▶ Task instructions
List each line of the data that holds the word "amount".

--- START OF Raw data ---

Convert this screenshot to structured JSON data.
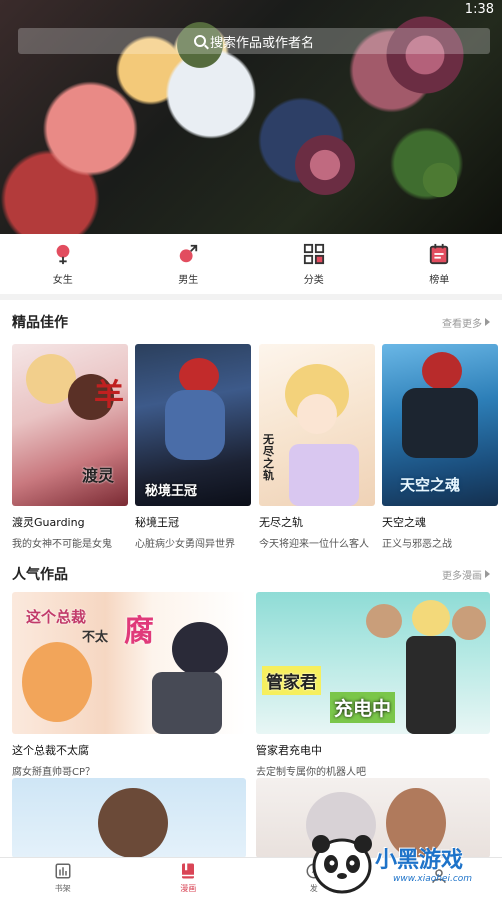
{
  "status_bar": {
    "time": "1:38"
  },
  "search": {
    "placeholder": "搜索作品或作者名"
  },
  "categories": [
    {
      "label": "女生",
      "icon": "female-icon"
    },
    {
      "label": "男生",
      "icon": "male-icon"
    },
    {
      "label": "分类",
      "icon": "grid-icon"
    },
    {
      "label": "榜单",
      "icon": "ranking-icon"
    }
  ],
  "featured": {
    "title": "精品佳作",
    "more_label": "查看更多",
    "books": [
      {
        "title": "渡灵Guarding",
        "desc": "我的女神不可能是女鬼",
        "cover_text": "渡灵"
      },
      {
        "title": "秘境王冠",
        "desc": "心脏病少女勇闯异世界",
        "cover_text": "秘境王冠"
      },
      {
        "title": "无尽之轨",
        "desc": "今天将迎来一位什么客人",
        "cover_text": "无尽之轨"
      },
      {
        "title": "天空之魂",
        "desc": "正义与邪恶之战",
        "cover_text": "天空之魂"
      }
    ]
  },
  "popular": {
    "title": "人气作品",
    "more_label": "更多漫画",
    "items": [
      {
        "title": "这个总裁不太腐",
        "desc": "腐女掰直帅哥CP？",
        "cover_text_1": "这个总裁",
        "cover_text_2": "不太",
        "cover_text_3": "腐"
      },
      {
        "title": "管家君充电中",
        "desc": "去定制专属你的机器人吧",
        "cover_text_1": "管家君",
        "cover_text_2": "充电中"
      }
    ]
  },
  "tab_bar": {
    "tabs": [
      {
        "label": "书架",
        "active": false
      },
      {
        "label": "漫画",
        "active": true
      },
      {
        "label": "发",
        "active": false
      }
    ]
  },
  "watermark": {
    "text": "小黑游戏",
    "url": "www.xiaohei.com"
  },
  "colors": {
    "accent": "#d94556",
    "background": "#f2f2f2"
  }
}
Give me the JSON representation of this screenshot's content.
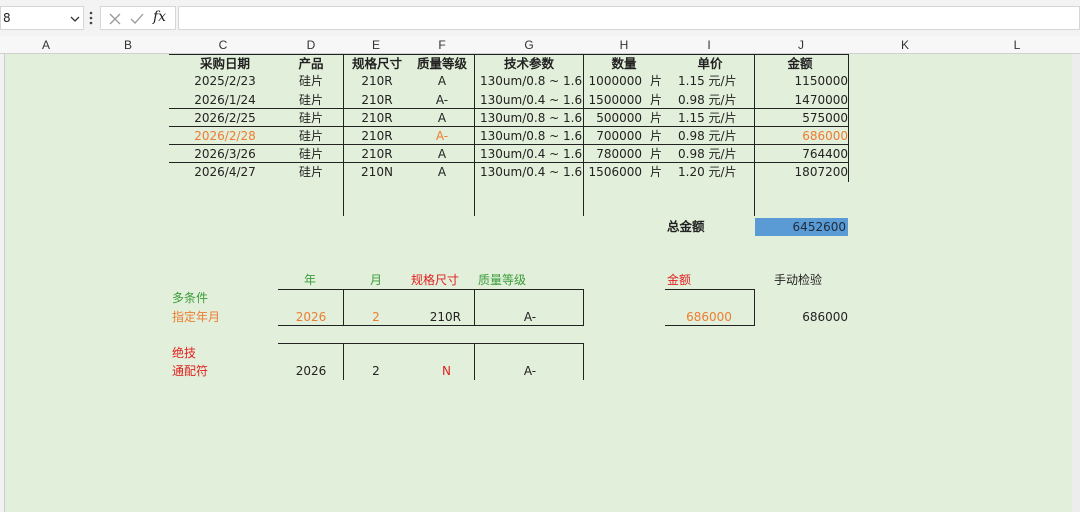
{
  "namebox": {
    "value": "8"
  },
  "formula_bar": {
    "fx_label": "fx",
    "value": ""
  },
  "columns": [
    "A",
    "B",
    "C",
    "D",
    "E",
    "F",
    "G",
    "H",
    "I",
    "J",
    "K",
    "L"
  ],
  "table": {
    "headers": [
      "采购日期",
      "产品",
      "规格尺寸",
      "质量等级",
      "技术参数",
      "数量",
      "单价",
      "金额"
    ],
    "rows": [
      {
        "date": "2025/2/23",
        "product": "硅片",
        "size": "210R",
        "grade": "A",
        "spec": "130um/0.8 ~ 1.6",
        "qty": "1000000",
        "qty_unit": "片",
        "price": "1.15 元/片",
        "amount": "1150000",
        "highlight": false
      },
      {
        "date": "2026/1/24",
        "product": "硅片",
        "size": "210R",
        "grade": "A-",
        "spec": "130um/0.4 ~ 1.6",
        "qty": "1500000",
        "qty_unit": "片",
        "price": "0.98 元/片",
        "amount": "1470000",
        "highlight": false
      },
      {
        "date": "2026/2/25",
        "product": "硅片",
        "size": "210R",
        "grade": "A",
        "spec": "130um/0.8 ~ 1.6",
        "qty": "500000",
        "qty_unit": "片",
        "price": "1.15 元/片",
        "amount": "575000",
        "highlight": false
      },
      {
        "date": "2026/2/28",
        "product": "硅片",
        "size": "210R",
        "grade": "A-",
        "spec": "130um/0.8 ~ 1.6",
        "qty": "700000",
        "qty_unit": "片",
        "price": "0.98 元/片",
        "amount": "686000",
        "highlight": true
      },
      {
        "date": "2026/3/26",
        "product": "硅片",
        "size": "210R",
        "grade": "A",
        "spec": "130um/0.4 ~ 1.6",
        "qty": "780000",
        "qty_unit": "片",
        "price": "0.98 元/片",
        "amount": "764400",
        "highlight": false
      },
      {
        "date": "2026/4/27",
        "product": "硅片",
        "size": "210N",
        "grade": "A",
        "spec": "130um/0.4 ~ 1.6",
        "qty": "1506000",
        "qty_unit": "片",
        "price": "1.20 元/片",
        "amount": "1807200",
        "highlight": false
      }
    ],
    "total_label": "总金额",
    "total_value": "6452600"
  },
  "criteria": {
    "headers": {
      "year": "年",
      "month": "月",
      "size": "规格尺寸",
      "grade": "质量等级",
      "amount": "金额",
      "manual": "手动检验"
    },
    "block1": {
      "label1": "多条件",
      "label2": "指定年月",
      "year": "2026",
      "month": "2",
      "size": "210R",
      "grade": "A-",
      "amount": "686000",
      "manual": "686000"
    },
    "block2": {
      "label1": "绝技",
      "label2": "通配符",
      "year": "2026",
      "month": "2",
      "size": "N",
      "grade": "A-"
    }
  },
  "colors": {
    "sheet_bg": "#e2efda",
    "total_bg": "#5b9bd5",
    "orange": "#ed7d31",
    "green": "#3a9d3a",
    "red": "#e02020"
  }
}
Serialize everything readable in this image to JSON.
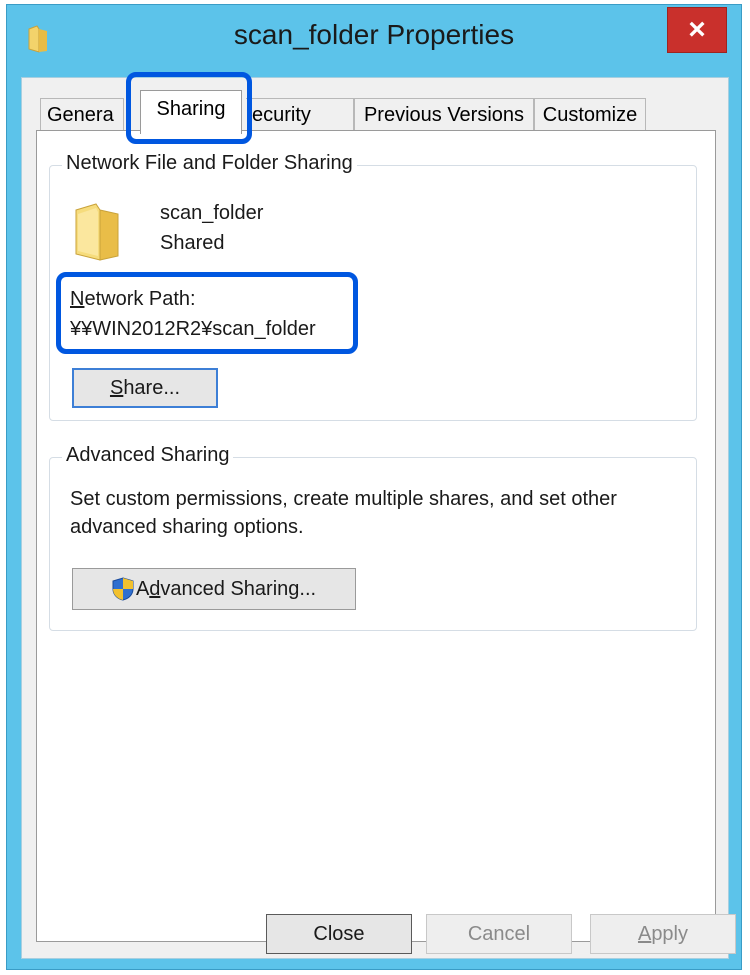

--- END OF Raw data ---

▶ The result
        "amount": "1150000",
        "amount": "1470000",
        "amount": "575000",
        "amount": "686000",
        "amount": "764400",
        "amount": "1807200",
      "amount": "金额",
      "amount": "686000",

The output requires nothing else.